THE TASK — Your task is to transcribe the data in full.

SUPPLIED MATERIAL —

==*==

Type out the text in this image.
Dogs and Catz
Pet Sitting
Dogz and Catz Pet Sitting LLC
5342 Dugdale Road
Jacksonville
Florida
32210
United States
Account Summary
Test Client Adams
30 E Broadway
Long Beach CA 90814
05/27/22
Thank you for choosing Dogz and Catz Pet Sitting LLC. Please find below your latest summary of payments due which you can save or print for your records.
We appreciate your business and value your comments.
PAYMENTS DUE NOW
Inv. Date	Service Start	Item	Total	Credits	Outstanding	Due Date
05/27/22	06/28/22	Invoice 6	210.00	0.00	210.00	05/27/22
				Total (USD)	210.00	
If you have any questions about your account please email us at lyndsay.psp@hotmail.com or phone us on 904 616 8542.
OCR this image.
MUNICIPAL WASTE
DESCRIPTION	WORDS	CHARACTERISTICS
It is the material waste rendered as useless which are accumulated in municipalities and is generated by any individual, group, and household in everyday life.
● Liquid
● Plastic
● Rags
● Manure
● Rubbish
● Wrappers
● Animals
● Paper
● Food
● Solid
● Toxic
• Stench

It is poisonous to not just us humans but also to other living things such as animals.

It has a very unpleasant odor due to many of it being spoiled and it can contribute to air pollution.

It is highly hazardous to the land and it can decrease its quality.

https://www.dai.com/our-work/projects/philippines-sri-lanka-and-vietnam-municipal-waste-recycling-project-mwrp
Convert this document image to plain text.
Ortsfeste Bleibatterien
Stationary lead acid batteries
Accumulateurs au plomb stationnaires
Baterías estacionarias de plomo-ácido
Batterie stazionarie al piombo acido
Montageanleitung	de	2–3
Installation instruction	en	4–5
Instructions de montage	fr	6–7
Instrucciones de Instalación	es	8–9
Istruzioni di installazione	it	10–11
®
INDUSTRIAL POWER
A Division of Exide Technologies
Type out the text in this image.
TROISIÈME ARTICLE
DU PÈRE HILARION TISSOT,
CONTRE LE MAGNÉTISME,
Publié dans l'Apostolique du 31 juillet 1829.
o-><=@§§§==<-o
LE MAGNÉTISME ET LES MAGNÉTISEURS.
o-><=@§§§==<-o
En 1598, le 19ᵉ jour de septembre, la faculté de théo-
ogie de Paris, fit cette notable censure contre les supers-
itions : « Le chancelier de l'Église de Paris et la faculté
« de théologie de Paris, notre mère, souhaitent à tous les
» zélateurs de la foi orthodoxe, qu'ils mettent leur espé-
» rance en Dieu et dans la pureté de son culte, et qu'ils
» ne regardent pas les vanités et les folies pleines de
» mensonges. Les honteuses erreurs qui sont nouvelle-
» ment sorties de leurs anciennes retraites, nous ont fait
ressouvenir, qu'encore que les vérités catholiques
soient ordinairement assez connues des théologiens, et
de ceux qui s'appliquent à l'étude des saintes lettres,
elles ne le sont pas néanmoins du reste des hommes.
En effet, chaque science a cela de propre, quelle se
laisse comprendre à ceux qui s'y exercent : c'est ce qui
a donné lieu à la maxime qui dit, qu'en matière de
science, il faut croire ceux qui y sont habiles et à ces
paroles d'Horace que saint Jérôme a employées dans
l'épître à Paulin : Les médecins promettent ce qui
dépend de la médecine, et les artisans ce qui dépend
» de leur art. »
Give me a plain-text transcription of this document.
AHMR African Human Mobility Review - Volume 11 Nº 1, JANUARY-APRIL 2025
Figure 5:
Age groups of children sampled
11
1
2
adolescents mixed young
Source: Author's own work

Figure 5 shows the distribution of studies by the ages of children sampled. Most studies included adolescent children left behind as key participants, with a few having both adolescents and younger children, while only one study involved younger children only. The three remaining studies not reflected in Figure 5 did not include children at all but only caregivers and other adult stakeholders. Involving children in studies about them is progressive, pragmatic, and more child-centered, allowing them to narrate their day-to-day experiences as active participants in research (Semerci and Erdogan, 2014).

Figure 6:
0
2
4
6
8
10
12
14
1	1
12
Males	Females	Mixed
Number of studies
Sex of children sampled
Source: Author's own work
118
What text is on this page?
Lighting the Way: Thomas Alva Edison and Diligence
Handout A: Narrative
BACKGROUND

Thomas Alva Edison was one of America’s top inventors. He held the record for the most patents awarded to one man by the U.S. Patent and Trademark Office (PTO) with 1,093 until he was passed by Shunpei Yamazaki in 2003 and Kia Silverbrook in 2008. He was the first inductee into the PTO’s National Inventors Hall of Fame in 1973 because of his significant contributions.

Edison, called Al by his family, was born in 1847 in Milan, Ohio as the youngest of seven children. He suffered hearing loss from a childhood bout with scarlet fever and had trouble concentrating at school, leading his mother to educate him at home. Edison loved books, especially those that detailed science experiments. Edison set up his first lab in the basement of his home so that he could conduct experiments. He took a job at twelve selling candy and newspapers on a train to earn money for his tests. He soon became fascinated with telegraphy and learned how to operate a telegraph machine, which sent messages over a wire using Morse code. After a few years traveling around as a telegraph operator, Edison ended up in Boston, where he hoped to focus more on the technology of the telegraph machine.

==*==

OUTPUT BELOW —
Type out the text in this image.
Dogs and Catz
Pet Sitting
Dogz and Catz Pet Sitting LLC
5342 Dugdale Road
Jacksonville
Florida
32210
United States
Account Summary
Test Client Adams
30 E Broadway
Long Beach CA 90814
05/27/22
Thank you for choosing Dogz and Catz Pet Sitting LLC. Please find below your latest summary of payments due which you can save or print for your records.
We appreciate your business and value your comments.
PAYMENTS DUE NOW
Inv. Date	Service Start	Item	Total	Credits	Outstanding	Due Date
05/27/22	06/28/22	Invoice 6	210.00	0.00	210.00	05/27/22
				Total (USD)	210.00	
If you have any questions about your account please email us at lyndsay.psp@hotmail.com or phone us on 904 616 8542.
OCR this image.
MUNICIPAL WASTE
DESCRIPTION	WORDS	CHARACTERISTICS
It is the material waste rendered as useless which are accumulated in municipalities and is generated by any individual, group, and household in everyday life.
● Liquid
● Plastic
● Rags
● Manure
● Rubbish
● Wrappers
● Animals
● Paper
● Food
● Solid
● Toxic
• Stench

It is poisonous to not just us humans but also to other living things such as animals.

It has a very unpleasant odor due to many of it being spoiled and it can contribute to air pollution.

It is highly hazardous to the land and it can decrease its quality.

https://www.dai.com/our-work/projects/philippines-sri-lanka-and-vietnam-municipal-waste-recycling-project-mwrp
Convert this document image to plain text.
Ortsfeste Bleibatterien
Stationary lead acid batteries
Accumulateurs au plomb stationnaires
Baterías estacionarias de plomo-ácido
Batterie stazionarie al piombo acido
Montageanleitung	de	2–3
Installation instruction	en	4–5
Instructions de montage	fr	6–7
Instrucciones de Instalación	es	8–9
Istruzioni di installazione	it	10–11
®
INDUSTRIAL POWER
A Division of Exide Technologies
Type out the text in this image.
TROISIÈME ARTICLE
DU PÈRE HILARION TISSOT,
CONTRE LE MAGNÉTISME,
Publié dans l'Apostolique du 31 juillet 1829.
o-><=@§§§==<-o
LE MAGNÉTISME ET LES MAGNÉTISEURS.
o-><=@§§§==<-o
En 1598, le 19ᵉ jour de septembre, la faculté de théo-
ogie de Paris, fit cette notable censure contre les supers-
itions : « Le chancelier de l'Église de Paris et la faculté
« de théologie de Paris, notre mère, souhaitent à tous les
» zélateurs de la foi orthodoxe, qu'ils mettent leur espé-
» rance en Dieu et dans la pureté de son culte, et qu'ils
» ne regardent pas les vanités et les folies pleines de
» mensonges. Les honteuses erreurs qui sont nouvelle-
» ment sorties de leurs anciennes retraites, nous ont fait
ressouvenir, qu'encore que les vérités catholiques
soient ordinairement assez connues des théologiens, et
de ceux qui s'appliquent à l'étude des saintes lettres,
elles ne le sont pas néanmoins du reste des hommes.
En effet, chaque science a cela de propre, quelle se
laisse comprendre à ceux qui s'y exercent : c'est ce qui
a donné lieu à la maxime qui dit, qu'en matière de
science, il faut croire ceux qui y sont habiles et à ces
paroles d'Horace que saint Jérôme a employées dans
l'épître à Paulin : Les médecins promettent ce qui
dépend de la médecine, et les artisans ce qui dépend
» de leur art. »
Give me a plain-text transcription of this document.
AHMR African Human Mobility Review - Volume 11 Nº 1, JANUARY-APRIL 2025
Figure 5:
Age groups of children sampled
11
1
2
adolescents mixed young
Source: Author's own work

Figure 5 shows the distribution of studies by the ages of children sampled. Most studies included adolescent children left behind as key participants, with a few having both adolescents and younger children, while only one study involved younger children only. The three remaining studies not reflected in Figure 5 did not include children at all but only caregivers and other adult stakeholders. Involving children in studies about them is progressive, pragmatic, and more child-centered, allowing them to narrate their day-to-day experiences as active participants in research (Semerci and Erdogan, 2014).

Figure 6:
0
2
4
6
8
10
12
14
1	1
12
Males	Females	Mixed
Number of studies
Sex of children sampled
Source: Author's own work
118
What text is on this page?
Lighting the Way: Thomas Alva Edison and Diligence
Handout A: Narrative
BACKGROUND

Thomas Alva Edison was one of America’s top inventors. He held the record for the most patents awarded to one man by the U.S. Patent and Trademark Office (PTO) with 1,093 until he was passed by Shunpei Yamazaki in 2003 and Kia Silverbrook in 2008. He was the first inductee into the PTO’s National Inventors Hall of Fame in 1973 because of his significant contributions.

Edison, called Al by his family, was born in 1847 in Milan, Ohio as the youngest of seven children. He suffered hearing loss from a childhood bout with scarlet fever and had trouble concentrating at school, leading his mother to educate him at home. Edison loved books, especially those that detailed science experiments. Edison set up his first lab in the basement of his home so that he could conduct experiments. He took a job at twelve selling candy and newspapers on a train to earn money for his tests. He soon became fascinated with telegraphy and learned how to operate a telegraph machine, which sent messages over a wire using Morse code. After a few years traveling around as a telegraph operator, Edison ended up in Boston, where he hoped to focus more on the technology of the telegraph machine.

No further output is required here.